• **Instructions to follow**:
Reproduce every row below word for word, with no changes.

• **Records to use**:
────

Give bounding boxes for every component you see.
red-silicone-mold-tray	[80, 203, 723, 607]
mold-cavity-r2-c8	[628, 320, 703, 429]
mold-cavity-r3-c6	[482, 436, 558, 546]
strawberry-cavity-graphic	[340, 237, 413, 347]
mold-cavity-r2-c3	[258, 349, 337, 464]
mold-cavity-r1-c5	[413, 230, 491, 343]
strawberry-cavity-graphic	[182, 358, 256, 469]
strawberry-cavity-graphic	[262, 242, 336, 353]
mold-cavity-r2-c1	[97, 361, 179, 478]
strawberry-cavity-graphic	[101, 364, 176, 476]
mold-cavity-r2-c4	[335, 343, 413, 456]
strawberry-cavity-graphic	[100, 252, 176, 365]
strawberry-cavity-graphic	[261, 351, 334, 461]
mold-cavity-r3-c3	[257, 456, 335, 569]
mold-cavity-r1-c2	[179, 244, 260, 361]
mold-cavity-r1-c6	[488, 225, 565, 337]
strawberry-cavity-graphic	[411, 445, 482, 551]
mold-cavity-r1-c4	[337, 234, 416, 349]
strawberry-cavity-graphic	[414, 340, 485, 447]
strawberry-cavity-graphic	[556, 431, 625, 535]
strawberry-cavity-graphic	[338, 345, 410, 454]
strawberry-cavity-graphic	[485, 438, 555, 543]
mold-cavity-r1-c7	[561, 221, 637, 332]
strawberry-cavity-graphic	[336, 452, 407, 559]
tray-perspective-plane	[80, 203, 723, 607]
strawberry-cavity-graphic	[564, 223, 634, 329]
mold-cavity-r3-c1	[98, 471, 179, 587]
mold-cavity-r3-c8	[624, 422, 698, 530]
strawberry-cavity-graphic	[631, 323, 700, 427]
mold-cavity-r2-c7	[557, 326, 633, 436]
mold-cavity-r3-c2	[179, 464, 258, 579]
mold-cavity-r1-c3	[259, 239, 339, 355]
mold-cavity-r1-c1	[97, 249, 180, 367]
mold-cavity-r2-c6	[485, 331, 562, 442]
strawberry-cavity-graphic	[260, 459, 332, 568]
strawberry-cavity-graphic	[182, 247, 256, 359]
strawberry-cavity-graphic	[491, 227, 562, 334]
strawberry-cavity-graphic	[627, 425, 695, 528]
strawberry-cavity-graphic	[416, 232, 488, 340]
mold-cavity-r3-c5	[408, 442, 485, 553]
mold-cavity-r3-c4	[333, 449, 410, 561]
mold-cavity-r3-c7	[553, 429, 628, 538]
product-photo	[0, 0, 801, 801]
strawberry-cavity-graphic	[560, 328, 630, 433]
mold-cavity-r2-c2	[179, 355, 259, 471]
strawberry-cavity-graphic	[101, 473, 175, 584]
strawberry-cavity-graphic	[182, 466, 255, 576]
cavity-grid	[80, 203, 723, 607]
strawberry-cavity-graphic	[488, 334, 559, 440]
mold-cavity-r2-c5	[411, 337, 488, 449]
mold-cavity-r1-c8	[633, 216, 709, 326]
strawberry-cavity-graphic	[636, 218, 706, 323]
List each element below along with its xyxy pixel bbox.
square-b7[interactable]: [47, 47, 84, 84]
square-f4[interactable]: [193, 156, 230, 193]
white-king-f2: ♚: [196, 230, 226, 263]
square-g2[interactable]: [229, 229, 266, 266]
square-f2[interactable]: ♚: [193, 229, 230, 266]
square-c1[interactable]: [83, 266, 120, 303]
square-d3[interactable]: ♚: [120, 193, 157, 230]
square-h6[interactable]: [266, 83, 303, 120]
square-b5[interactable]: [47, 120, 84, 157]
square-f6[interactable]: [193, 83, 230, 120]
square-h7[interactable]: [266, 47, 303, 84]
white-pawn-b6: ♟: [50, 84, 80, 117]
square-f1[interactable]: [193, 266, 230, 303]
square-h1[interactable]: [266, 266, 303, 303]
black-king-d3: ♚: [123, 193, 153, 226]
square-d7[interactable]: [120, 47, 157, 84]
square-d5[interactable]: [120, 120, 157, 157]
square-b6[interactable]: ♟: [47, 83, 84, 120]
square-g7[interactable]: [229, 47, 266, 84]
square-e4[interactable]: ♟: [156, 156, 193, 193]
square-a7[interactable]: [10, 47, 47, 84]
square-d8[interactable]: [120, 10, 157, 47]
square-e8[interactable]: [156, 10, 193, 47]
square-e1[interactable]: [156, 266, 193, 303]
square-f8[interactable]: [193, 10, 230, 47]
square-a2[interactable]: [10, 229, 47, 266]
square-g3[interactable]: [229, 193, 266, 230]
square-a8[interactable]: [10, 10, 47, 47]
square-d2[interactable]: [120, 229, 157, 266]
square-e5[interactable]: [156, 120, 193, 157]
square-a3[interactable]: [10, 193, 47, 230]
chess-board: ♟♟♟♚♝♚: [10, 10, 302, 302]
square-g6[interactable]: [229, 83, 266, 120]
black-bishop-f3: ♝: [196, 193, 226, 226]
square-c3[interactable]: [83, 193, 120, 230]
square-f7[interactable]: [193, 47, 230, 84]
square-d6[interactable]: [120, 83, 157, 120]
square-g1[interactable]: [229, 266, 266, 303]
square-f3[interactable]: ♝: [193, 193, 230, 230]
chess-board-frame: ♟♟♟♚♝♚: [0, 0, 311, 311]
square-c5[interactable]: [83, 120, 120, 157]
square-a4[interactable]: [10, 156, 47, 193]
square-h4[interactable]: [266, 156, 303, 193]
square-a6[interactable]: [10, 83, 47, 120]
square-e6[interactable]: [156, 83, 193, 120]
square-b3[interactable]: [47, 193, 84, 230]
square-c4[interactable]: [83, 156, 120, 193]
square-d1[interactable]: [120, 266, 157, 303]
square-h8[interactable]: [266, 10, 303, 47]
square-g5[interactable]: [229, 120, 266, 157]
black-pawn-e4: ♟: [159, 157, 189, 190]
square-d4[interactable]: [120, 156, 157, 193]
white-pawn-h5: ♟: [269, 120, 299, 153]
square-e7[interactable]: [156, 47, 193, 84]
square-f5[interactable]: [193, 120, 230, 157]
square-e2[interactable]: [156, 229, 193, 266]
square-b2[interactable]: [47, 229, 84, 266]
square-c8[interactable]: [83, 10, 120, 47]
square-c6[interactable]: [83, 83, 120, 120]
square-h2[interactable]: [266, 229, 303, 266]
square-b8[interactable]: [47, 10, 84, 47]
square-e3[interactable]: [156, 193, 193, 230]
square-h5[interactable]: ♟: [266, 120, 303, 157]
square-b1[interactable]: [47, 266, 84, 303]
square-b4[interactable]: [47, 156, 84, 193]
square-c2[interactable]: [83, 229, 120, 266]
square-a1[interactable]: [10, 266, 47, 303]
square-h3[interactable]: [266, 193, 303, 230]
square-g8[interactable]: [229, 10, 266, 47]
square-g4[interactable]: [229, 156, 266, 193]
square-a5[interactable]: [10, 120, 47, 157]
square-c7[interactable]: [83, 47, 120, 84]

────

• **The output**:
Give bounding boxes for every component you see.
red-silicone-mold-tray	[80, 203, 723, 607]
mold-cavity-r2-c8	[628, 320, 703, 429]
mold-cavity-r3-c6	[482, 436, 558, 546]
strawberry-cavity-graphic	[340, 237, 413, 347]
mold-cavity-r2-c3	[258, 349, 337, 464]
mold-cavity-r1-c5	[413, 230, 491, 343]
strawberry-cavity-graphic	[182, 358, 256, 469]
strawberry-cavity-graphic	[262, 242, 336, 353]
mold-cavity-r2-c1	[97, 361, 179, 478]
strawberry-cavity-graphic	[101, 364, 176, 476]
mold-cavity-r2-c4	[335, 343, 413, 456]
strawberry-cavity-graphic	[100, 252, 176, 365]
strawberry-cavity-graphic	[261, 351, 334, 461]
mold-cavity-r3-c3	[257, 456, 335, 569]
mold-cavity-r1-c2	[179, 244, 260, 361]
mold-cavity-r1-c6	[488, 225, 565, 337]
strawberry-cavity-graphic	[411, 445, 482, 551]
mold-cavity-r1-c4	[337, 234, 416, 349]
strawberry-cavity-graphic	[414, 340, 485, 447]
strawberry-cavity-graphic	[556, 431, 625, 535]
strawberry-cavity-graphic	[338, 345, 410, 454]
strawberry-cavity-graphic	[485, 438, 555, 543]
mold-cavity-r1-c7	[561, 221, 637, 332]
strawberry-cavity-graphic	[336, 452, 407, 559]
tray-perspective-plane	[80, 203, 723, 607]
strawberry-cavity-graphic	[564, 223, 634, 329]
mold-cavity-r3-c1	[98, 471, 179, 587]
mold-cavity-r3-c8	[624, 422, 698, 530]
strawberry-cavity-graphic	[631, 323, 700, 427]
mold-cavity-r2-c7	[557, 326, 633, 436]
mold-cavity-r3-c2	[179, 464, 258, 579]
mold-cavity-r1-c3	[259, 239, 339, 355]
mold-cavity-r1-c1	[97, 249, 180, 367]
mold-cavity-r2-c6	[485, 331, 562, 442]
strawberry-cavity-graphic	[260, 459, 332, 568]
strawberry-cavity-graphic	[182, 247, 256, 359]
strawberry-cavity-graphic	[491, 227, 562, 334]
strawberry-cavity-graphic	[627, 425, 695, 528]
strawberry-cavity-graphic	[416, 232, 488, 340]
mold-cavity-r3-c5	[408, 442, 485, 553]
mold-cavity-r3-c4	[333, 449, 410, 561]
mold-cavity-r3-c7	[553, 429, 628, 538]
product-photo	[0, 0, 801, 801]
strawberry-cavity-graphic	[560, 328, 630, 433]
mold-cavity-r2-c2	[179, 355, 259, 471]
strawberry-cavity-graphic	[101, 473, 175, 584]
strawberry-cavity-graphic	[182, 466, 255, 576]
cavity-grid	[80, 203, 723, 607]
strawberry-cavity-graphic	[488, 334, 559, 440]
mold-cavity-r2-c5	[411, 337, 488, 449]
mold-cavity-r1-c8	[633, 216, 709, 326]
strawberry-cavity-graphic	[636, 218, 706, 323]
List each element below along with its xyxy pixel bbox.
square-b7[interactable]: [47, 47, 84, 84]
square-f4[interactable]: [193, 156, 230, 193]
white-king-f2: ♚: [196, 230, 226, 263]
square-g2[interactable]: [229, 229, 266, 266]
square-f2[interactable]: ♚: [193, 229, 230, 266]
square-c1[interactable]: [83, 266, 120, 303]
square-d3[interactable]: ♚: [120, 193, 157, 230]
square-h6[interactable]: [266, 83, 303, 120]
square-b5[interactable]: [47, 120, 84, 157]
square-f6[interactable]: [193, 83, 230, 120]
square-h7[interactable]: [266, 47, 303, 84]
white-pawn-b6: ♟: [50, 84, 80, 117]
square-f1[interactable]: [193, 266, 230, 303]
square-h1[interactable]: [266, 266, 303, 303]
black-king-d3: ♚: [123, 193, 153, 226]
square-d7[interactable]: [120, 47, 157, 84]
square-d5[interactable]: [120, 120, 157, 157]
square-b6[interactable]: ♟: [47, 83, 84, 120]
square-g7[interactable]: [229, 47, 266, 84]
square-e4[interactable]: ♟: [156, 156, 193, 193]
square-a7[interactable]: [10, 47, 47, 84]
square-d8[interactable]: [120, 10, 157, 47]
square-e8[interactable]: [156, 10, 193, 47]
square-e1[interactable]: [156, 266, 193, 303]
square-f8[interactable]: [193, 10, 230, 47]
square-a2[interactable]: [10, 229, 47, 266]
square-g3[interactable]: [229, 193, 266, 230]
square-a8[interactable]: [10, 10, 47, 47]
square-d2[interactable]: [120, 229, 157, 266]
square-e5[interactable]: [156, 120, 193, 157]
square-a3[interactable]: [10, 193, 47, 230]
chess-board: ♟♟♟♚♝♚: [10, 10, 302, 302]
square-g6[interactable]: [229, 83, 266, 120]
black-bishop-f3: ♝: [196, 193, 226, 226]
square-c3[interactable]: [83, 193, 120, 230]
square-f7[interactable]: [193, 47, 230, 84]
square-d6[interactable]: [120, 83, 157, 120]
square-g1[interactable]: [229, 266, 266, 303]
square-f3[interactable]: ♝: [193, 193, 230, 230]
chess-board-frame: ♟♟♟♚♝♚: [0, 0, 311, 311]
square-c5[interactable]: [83, 120, 120, 157]
square-a4[interactable]: [10, 156, 47, 193]
square-h4[interactable]: [266, 156, 303, 193]
square-a6[interactable]: [10, 83, 47, 120]
square-e6[interactable]: [156, 83, 193, 120]
square-b3[interactable]: [47, 193, 84, 230]
square-c4[interactable]: [83, 156, 120, 193]
square-d1[interactable]: [120, 266, 157, 303]
square-h8[interactable]: [266, 10, 303, 47]
square-g5[interactable]: [229, 120, 266, 157]
black-pawn-e4: ♟: [159, 157, 189, 190]
square-d4[interactable]: [120, 156, 157, 193]
white-pawn-h5: ♟: [269, 120, 299, 153]
square-e7[interactable]: [156, 47, 193, 84]
square-f5[interactable]: [193, 120, 230, 157]
square-e2[interactable]: [156, 229, 193, 266]
square-b2[interactable]: [47, 229, 84, 266]
square-c8[interactable]: [83, 10, 120, 47]
square-c6[interactable]: [83, 83, 120, 120]
square-h2[interactable]: [266, 229, 303, 266]
square-b8[interactable]: [47, 10, 84, 47]
square-e3[interactable]: [156, 193, 193, 230]
square-h5[interactable]: ♟: [266, 120, 303, 157]
square-b1[interactable]: [47, 266, 84, 303]
square-b4[interactable]: [47, 156, 84, 193]
square-c2[interactable]: [83, 229, 120, 266]
square-a1[interactable]: [10, 266, 47, 303]
square-h3[interactable]: [266, 193, 303, 230]
square-g8[interactable]: [229, 10, 266, 47]
square-g4[interactable]: [229, 156, 266, 193]
square-a5[interactable]: [10, 120, 47, 157]
square-c7[interactable]: [83, 47, 120, 84]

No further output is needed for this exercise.